• Data for processing:

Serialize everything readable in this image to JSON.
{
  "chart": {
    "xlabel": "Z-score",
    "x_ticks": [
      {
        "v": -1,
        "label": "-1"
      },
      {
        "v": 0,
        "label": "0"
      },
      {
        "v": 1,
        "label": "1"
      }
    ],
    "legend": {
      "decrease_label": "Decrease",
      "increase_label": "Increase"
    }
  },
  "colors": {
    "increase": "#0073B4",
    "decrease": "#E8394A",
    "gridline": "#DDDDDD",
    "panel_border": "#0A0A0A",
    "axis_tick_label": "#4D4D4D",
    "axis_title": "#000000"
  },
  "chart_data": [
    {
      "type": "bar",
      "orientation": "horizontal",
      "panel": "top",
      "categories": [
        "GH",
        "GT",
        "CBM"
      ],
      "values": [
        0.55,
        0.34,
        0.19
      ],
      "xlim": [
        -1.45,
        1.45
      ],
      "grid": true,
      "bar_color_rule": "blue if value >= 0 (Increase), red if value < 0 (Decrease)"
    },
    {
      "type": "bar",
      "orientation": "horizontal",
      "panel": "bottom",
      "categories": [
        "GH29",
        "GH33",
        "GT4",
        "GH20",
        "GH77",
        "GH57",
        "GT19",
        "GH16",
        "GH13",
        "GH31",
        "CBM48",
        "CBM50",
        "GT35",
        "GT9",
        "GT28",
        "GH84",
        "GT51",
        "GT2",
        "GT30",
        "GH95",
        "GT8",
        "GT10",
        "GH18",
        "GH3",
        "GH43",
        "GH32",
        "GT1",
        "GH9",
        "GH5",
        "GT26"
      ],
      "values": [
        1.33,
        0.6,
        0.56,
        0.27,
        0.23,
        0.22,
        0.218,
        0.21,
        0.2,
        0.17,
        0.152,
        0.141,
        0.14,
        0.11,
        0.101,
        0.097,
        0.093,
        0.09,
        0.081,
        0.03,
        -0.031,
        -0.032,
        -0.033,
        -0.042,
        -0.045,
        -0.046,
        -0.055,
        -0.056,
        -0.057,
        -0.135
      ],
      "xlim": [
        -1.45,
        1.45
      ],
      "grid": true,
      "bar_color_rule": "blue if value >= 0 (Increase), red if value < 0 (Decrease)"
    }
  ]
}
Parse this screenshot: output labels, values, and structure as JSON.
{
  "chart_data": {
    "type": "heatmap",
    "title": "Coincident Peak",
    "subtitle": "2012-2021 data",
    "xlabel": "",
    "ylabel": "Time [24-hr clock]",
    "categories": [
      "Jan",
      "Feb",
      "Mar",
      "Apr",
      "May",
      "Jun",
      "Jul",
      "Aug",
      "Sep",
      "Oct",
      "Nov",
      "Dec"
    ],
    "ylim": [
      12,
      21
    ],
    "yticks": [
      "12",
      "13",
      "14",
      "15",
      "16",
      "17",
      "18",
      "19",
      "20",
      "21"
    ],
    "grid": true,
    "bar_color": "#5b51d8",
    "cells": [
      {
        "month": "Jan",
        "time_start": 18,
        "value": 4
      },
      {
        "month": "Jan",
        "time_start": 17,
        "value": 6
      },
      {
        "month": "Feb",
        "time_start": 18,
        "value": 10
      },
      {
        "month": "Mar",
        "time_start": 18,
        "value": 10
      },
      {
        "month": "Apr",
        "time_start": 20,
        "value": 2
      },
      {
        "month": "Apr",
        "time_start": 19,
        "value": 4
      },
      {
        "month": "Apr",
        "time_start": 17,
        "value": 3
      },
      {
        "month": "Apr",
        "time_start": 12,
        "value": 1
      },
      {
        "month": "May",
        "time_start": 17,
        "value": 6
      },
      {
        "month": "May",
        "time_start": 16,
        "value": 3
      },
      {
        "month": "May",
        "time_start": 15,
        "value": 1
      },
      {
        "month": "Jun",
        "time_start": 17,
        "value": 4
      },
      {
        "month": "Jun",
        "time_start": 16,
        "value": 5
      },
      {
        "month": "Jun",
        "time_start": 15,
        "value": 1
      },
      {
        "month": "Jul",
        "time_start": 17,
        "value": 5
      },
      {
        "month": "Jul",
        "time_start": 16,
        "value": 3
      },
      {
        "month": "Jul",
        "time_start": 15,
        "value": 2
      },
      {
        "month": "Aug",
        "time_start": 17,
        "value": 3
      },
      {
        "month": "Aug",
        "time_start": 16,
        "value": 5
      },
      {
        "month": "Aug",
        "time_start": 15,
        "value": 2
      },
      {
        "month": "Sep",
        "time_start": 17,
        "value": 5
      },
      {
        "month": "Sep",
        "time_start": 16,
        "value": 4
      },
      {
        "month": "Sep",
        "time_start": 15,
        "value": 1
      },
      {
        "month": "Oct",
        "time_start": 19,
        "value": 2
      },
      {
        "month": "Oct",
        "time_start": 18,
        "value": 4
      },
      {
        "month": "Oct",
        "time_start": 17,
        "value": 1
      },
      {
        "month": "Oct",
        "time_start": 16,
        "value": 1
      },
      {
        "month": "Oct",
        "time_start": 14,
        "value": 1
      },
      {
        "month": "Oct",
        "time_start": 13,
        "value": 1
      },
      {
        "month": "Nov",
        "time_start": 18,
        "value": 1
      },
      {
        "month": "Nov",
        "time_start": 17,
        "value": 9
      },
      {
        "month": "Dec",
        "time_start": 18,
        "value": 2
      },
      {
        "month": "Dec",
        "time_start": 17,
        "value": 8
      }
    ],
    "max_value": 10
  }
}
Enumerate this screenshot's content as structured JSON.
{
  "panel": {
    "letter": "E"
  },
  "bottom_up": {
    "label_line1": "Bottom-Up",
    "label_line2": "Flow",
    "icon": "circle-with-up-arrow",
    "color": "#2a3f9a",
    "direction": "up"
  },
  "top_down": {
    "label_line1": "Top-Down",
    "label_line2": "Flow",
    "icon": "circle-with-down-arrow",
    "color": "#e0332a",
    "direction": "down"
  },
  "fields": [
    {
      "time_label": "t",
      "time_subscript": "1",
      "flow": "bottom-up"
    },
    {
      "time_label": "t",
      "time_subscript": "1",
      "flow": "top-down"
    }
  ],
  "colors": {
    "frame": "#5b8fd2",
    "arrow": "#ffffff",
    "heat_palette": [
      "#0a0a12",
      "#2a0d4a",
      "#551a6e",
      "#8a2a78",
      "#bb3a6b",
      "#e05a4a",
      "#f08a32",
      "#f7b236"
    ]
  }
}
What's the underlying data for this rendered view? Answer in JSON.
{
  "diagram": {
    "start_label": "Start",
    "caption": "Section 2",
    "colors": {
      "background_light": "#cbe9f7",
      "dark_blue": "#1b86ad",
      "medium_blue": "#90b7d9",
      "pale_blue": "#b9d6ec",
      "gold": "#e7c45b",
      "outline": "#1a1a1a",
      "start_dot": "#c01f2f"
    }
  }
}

• Short exercise: Go through the material above line by line and copy it exactly.

• Solution for this exercise:
Serialize everything readable in this image to JSON.
{
  "chart": {
    "xlabel": "Z-score",
    "x_ticks": [
      {
        "v": -1,
        "label": "-1"
      },
      {
        "v": 0,
        "label": "0"
      },
      {
        "v": 1,
        "label": "1"
      }
    ],
    "legend": {
      "decrease_label": "Decrease",
      "increase_label": "Increase"
    }
  },
  "colors": {
    "increase": "#0073B4",
    "decrease": "#E8394A",
    "gridline": "#DDDDDD",
    "panel_border": "#0A0A0A",
    "axis_tick_label": "#4D4D4D",
    "axis_title": "#000000"
  },
  "chart_data": [
    {
      "type": "bar",
      "orientation": "horizontal",
      "panel": "top",
      "categories": [
        "GH",
        "GT",
        "CBM"
      ],
      "values": [
        0.55,
        0.34,
        0.19
      ],
      "xlim": [
        -1.45,
        1.45
      ],
      "grid": true,
      "bar_color_rule": "blue if value >= 0 (Increase), red if value < 0 (Decrease)"
    },
    {
      "type": "bar",
      "orientation": "horizontal",
      "panel": "bottom",
      "categories": [
        "GH29",
        "GH33",
        "GT4",
        "GH20",
        "GH77",
        "GH57",
        "GT19",
        "GH16",
        "GH13",
        "GH31",
        "CBM48",
        "CBM50",
        "GT35",
        "GT9",
        "GT28",
        "GH84",
        "GT51",
        "GT2",
        "GT30",
        "GH95",
        "GT8",
        "GT10",
        "GH18",
        "GH3",
        "GH43",
        "GH32",
        "GT1",
        "GH9",
        "GH5",
        "GT26"
      ],
      "values": [
        1.33,
        0.6,
        0.56,
        0.27,
        0.23,
        0.22,
        0.218,
        0.21,
        0.2,
        0.17,
        0.152,
        0.141,
        0.14,
        0.11,
        0.101,
        0.097,
        0.093,
        0.09,
        0.081,
        0.03,
        -0.031,
        -0.032,
        -0.033,
        -0.042,
        -0.045,
        -0.046,
        -0.055,
        -0.056,
        -0.057,
        -0.135
      ],
      "xlim": [
        -1.45,
        1.45
      ],
      "grid": true,
      "bar_color_rule": "blue if value >= 0 (Increase), red if value < 0 (Decrease)"
    }
  ]
}
Parse this screenshot: output labels, values, and structure as JSON.
{
  "chart_data": {
    "type": "heatmap",
    "title": "Coincident Peak",
    "subtitle": "2012-2021 data",
    "xlabel": "",
    "ylabel": "Time [24-hr clock]",
    "categories": [
      "Jan",
      "Feb",
      "Mar",
      "Apr",
      "May",
      "Jun",
      "Jul",
      "Aug",
      "Sep",
      "Oct",
      "Nov",
      "Dec"
    ],
    "ylim": [
      12,
      21
    ],
    "yticks": [
      "12",
      "13",
      "14",
      "15",
      "16",
      "17",
      "18",
      "19",
      "20",
      "21"
    ],
    "grid": true,
    "bar_color": "#5b51d8",
    "cells": [
      {
        "month": "Jan",
        "time_start": 18,
        "value": 4
      },
      {
        "month": "Jan",
        "time_start": 17,
        "value": 6
      },
      {
        "month": "Feb",
        "time_start": 18,
        "value": 10
      },
      {
        "month": "Mar",
        "time_start": 18,
        "value": 10
      },
      {
        "month": "Apr",
        "time_start": 20,
        "value": 2
      },
      {
        "month": "Apr",
        "time_start": 19,
        "value": 4
      },
      {
        "month": "Apr",
        "time_start": 17,
        "value": 3
      },
      {
        "month": "Apr",
        "time_start": 12,
        "value": 1
      },
      {
        "month": "May",
        "time_start": 17,
        "value": 6
      },
      {
        "month": "May",
        "time_start": 16,
        "value": 3
      },
      {
        "month": "May",
        "time_start": 15,
        "value": 1
      },
      {
        "month": "Jun",
        "time_start": 17,
        "value": 4
      },
      {
        "month": "Jun",
        "time_start": 16,
        "value": 5
      },
      {
        "month": "Jun",
        "time_start": 15,
        "value": 1
      },
      {
        "month": "Jul",
        "time_start": 17,
        "value": 5
      },
      {
        "month": "Jul",
        "time_start": 16,
        "value": 3
      },
      {
        "month": "Jul",
        "time_start": 15,
        "value": 2
      },
      {
        "month": "Aug",
        "time_start": 17,
        "value": 3
      },
      {
        "month": "Aug",
        "time_start": 16,
        "value": 5
      },
      {
        "month": "Aug",
        "time_start": 15,
        "value": 2
      },
      {
        "month": "Sep",
        "time_start": 17,
        "value": 5
      },
      {
        "month": "Sep",
        "time_start": 16,
        "value": 4
      },
      {
        "month": "Sep",
        "time_start": 15,
        "value": 1
      },
      {
        "month": "Oct",
        "time_start": 19,
        "value": 2
      },
      {
        "month": "Oct",
        "time_start": 18,
        "value": 4
      },
      {
        "month": "Oct",
        "time_start": 17,
        "value": 1
      },
      {
        "month": "Oct",
        "time_start": 16,
        "value": 1
      },
      {
        "month": "Oct",
        "time_start": 14,
        "value": 1
      },
      {
        "month": "Oct",
        "time_start": 13,
        "value": 1
      },
      {
        "month": "Nov",
        "time_start": 18,
        "value": 1
      },
      {
        "month": "Nov",
        "time_start": 17,
        "value": 9
      },
      {
        "month": "Dec",
        "time_start": 18,
        "value": 2
      },
      {
        "month": "Dec",
        "time_start": 17,
        "value": 8
      }
    ],
    "max_value": 10
  }
}
Enumerate this screenshot's content as structured JSON.
{
  "panel": {
    "letter": "E"
  },
  "bottom_up": {
    "label_line1": "Bottom-Up",
    "label_line2": "Flow",
    "icon": "circle-with-up-arrow",
    "color": "#2a3f9a",
    "direction": "up"
  },
  "top_down": {
    "label_line1": "Top-Down",
    "label_line2": "Flow",
    "icon": "circle-with-down-arrow",
    "color": "#e0332a",
    "direction": "down"
  },
  "fields": [
    {
      "time_label": "t",
      "time_subscript": "1",
      "flow": "bottom-up"
    },
    {
      "time_label": "t",
      "time_subscript": "1",
      "flow": "top-down"
    }
  ],
  "colors": {
    "frame": "#5b8fd2",
    "arrow": "#ffffff",
    "heat_palette": [
      "#0a0a12",
      "#2a0d4a",
      "#551a6e",
      "#8a2a78",
      "#bb3a6b",
      "#e05a4a",
      "#f08a32",
      "#f7b236"
    ]
  }
}
What's the underlying data for this rendered view? Answer in JSON.
{
  "diagram": {
    "start_label": "Start",
    "caption": "Section 2",
    "colors": {
      "background_light": "#cbe9f7",
      "dark_blue": "#1b86ad",
      "medium_blue": "#90b7d9",
      "pale_blue": "#b9d6ec",
      "gold": "#e7c45b",
      "outline": "#1a1a1a",
      "start_dot": "#c01f2f"
    }
  }
}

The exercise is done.